## WHAT YOU WILL DO
1 > According to the Starlink passage, what was Starlink's revenue for 2025?
2 > Please copy part of the Starlink passage word for word, starting with the words "The price increases arrive" and ending after "63 per cent.".
3 > Extend the Starlink passage, picking up right after its last sentence.

## TEXT EXTRACT
......
The business context

The price increases arrive at a moment when SpaceX’s satellite internet business has never been stronger. Starlink crossed 10 million subscribers worldwide in February 2026, roughly doubling its user base in a single year. The constellation now consists of more than 10,000 satellites in low Earth orbit, representing approximately 65 per cent of all active satellites, and covers between 125 and 155 countries and territories. Revenue for 2025 reached $11.4 billion, with EBITDA margins of 63 per cent.

SpaceX’s public IPO filing targets a valuation of approximately $1.75 trillion and a raise of $75 billion, which would make it the largest public offering in history. A February 2026 all-stock merger with Elon Musk’s AI company xAI valued the combined entity at $1.25 trillion but also imported xAI’s cash burn onto SpaceX’s balance sheet for the first time, with the merged company posting a net loss of $4.94 billion in 2025 despite $18.67 billion in combined revenue.

The price increases, applied across more than 10 million accounts, could generate hundreds of millions of dollars in additional annual revenue, a meaningful contribution to the revenue growth story that SpaceX will need to tell public market investors. Notably, SpaceX actually reduced prices for its business-focused Local Priority plans earlier this month, suggesting a strategic decision to test consumer price elasticity while keeping enterprise rates competitive.

The competition question

For most of its existence, Starlink has operated without meaningful competition in the consumer satellite broadband market. That is about to change. Amazon’s satellite internet service, rebranded from Project Kuiper to Amazon Leo, entered enterprise beta in April 2026 with commercial availability targeted for mid-2026. Amazon has authorisation to launch more than 3,000 broadband satellites and has signed beta partnerships with Verizon, AT&T, Vodafone, JetBlue, and NASA.
......
## GIVEN DATA
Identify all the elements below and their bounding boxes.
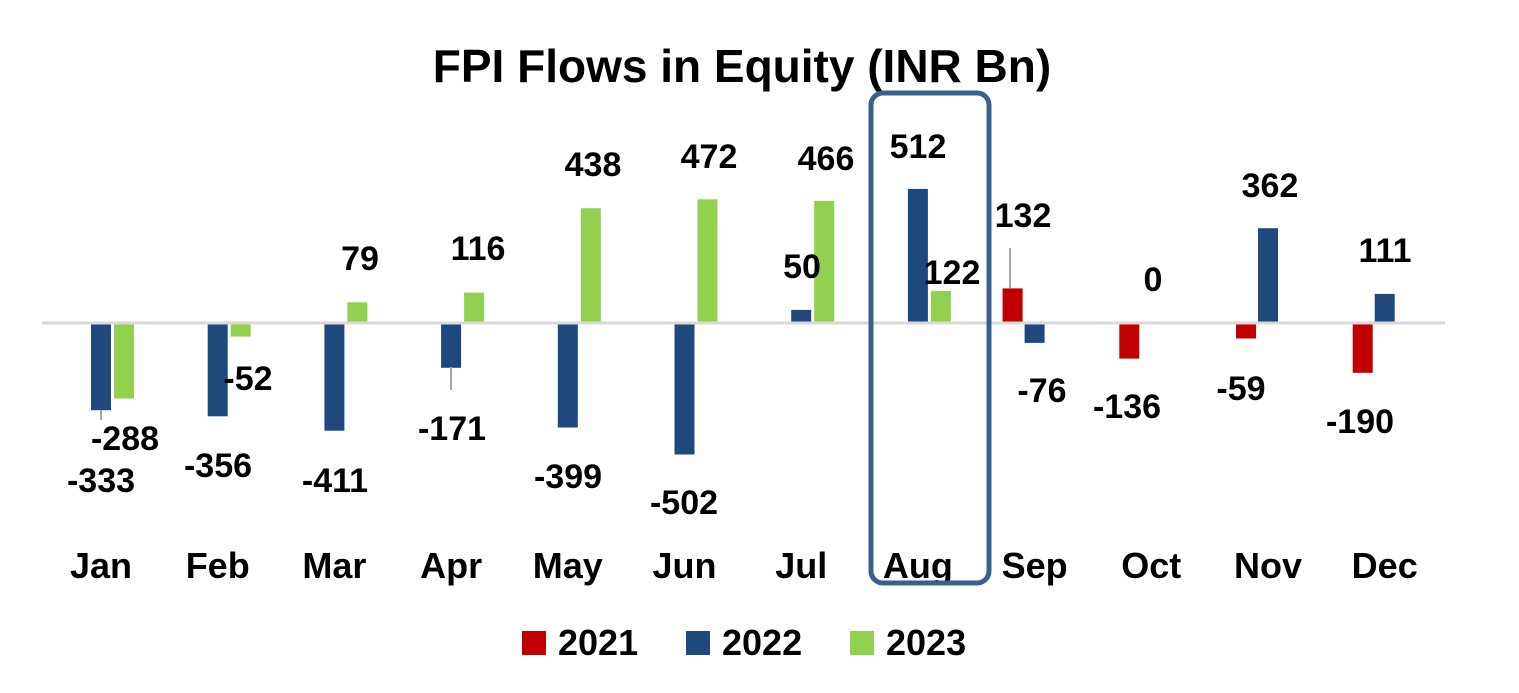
......
## TASK-BY-TASK OUTPUTS
1 > $11.4 billion

2 >
The price increases arrive at a moment when SpaceX’s satellite internet business has never been stronger. Starlink crossed 10 million subscribers worldwide in February 2026, roughly doubling its user base in a single year. The constellation now consists of more than 10,000 satellites in low Earth orbit, representing approximately 65 per cent of all active satellites, and covers between 125 and 155 countries and territories. Revenue for 2025 reached $11.4 billion, with EBITDA margins of 63 per cent.

3 >
European alternatives like Eutelsat are also building competing constellations, though none has yet reached the scale or coverage that Starlink offers. The timing of SpaceX’s price increases, just months before Amazon Leo’s commercial launch, suggests either confidence that its first-mover advantage is durable or a calculation that it needs to extract maximum revenue now before competitive pressure constrains pricing.

Early analysis of the satellite broadband market projected that low-earth-orbit internet could save American consumers $30 billion a year by introducing competition into markets dominated by a single terrestrial provider. That projection assumed competitive pricing among satellite operators. If Starlink raises prices in the absence of competition and Amazon matches those prices upon launch, the savings may never materialise.

What it means for users

The increases are modest in isolation, $5 to $10 per month, but they follow a pattern. SpaceX has changed Starlink’s pricing, plan structure, or feature availability at least five times in 2026 alone: the Standby in-motion removal in March, the demand surcharge shield removal in April, the new Roam 300GB plan introduction in May, the business plan price decreases in May, and now the consumer price increases. The company also introduced a new travel registration policy in May requiring passport and selfie verification for international roaming.

For residential customers in areas with no terrestrial broadband alternative, the increases are an unavoidable cost of being connected. For mobile users who rely on Starlink’s Roam plans for RV travel, maritime use, or remote work, the combination of price increases and feature restrictions makes the service incrementally less attractive at a time when cellular networks are expanding rural coverage through T-Mobile and SpaceX’s own direct-to-cell partnership.

The Standby Mode doubling is particularly significant for seasonal users. At $5 per month, keeping a Starlink dish alive during the off-season was effectively a rounding error. At $10, some users may choose to cancel entirely and reactivate when needed, a process that currently carries no additional fee. SpaceX may be betting that the friction of reactivation, or the risk that it introduces one, will keep enough subscribers on Standby to justify the higher price.

The broader picture is a company that has built an extraordinary product, satellite broadband that genuinely works, delivered to 10 million people in places that no terrestrial provider had any commercial interest in serving, and that is now monetising its monopoly position before competition arrives. Whether the pricing reflects the genuine cost of maintaining and expanding a 10,000-satellite constellation or simply the leverage of being the only option, the answer for most Starlink customers is the same: there is, for now, nowhere else to go.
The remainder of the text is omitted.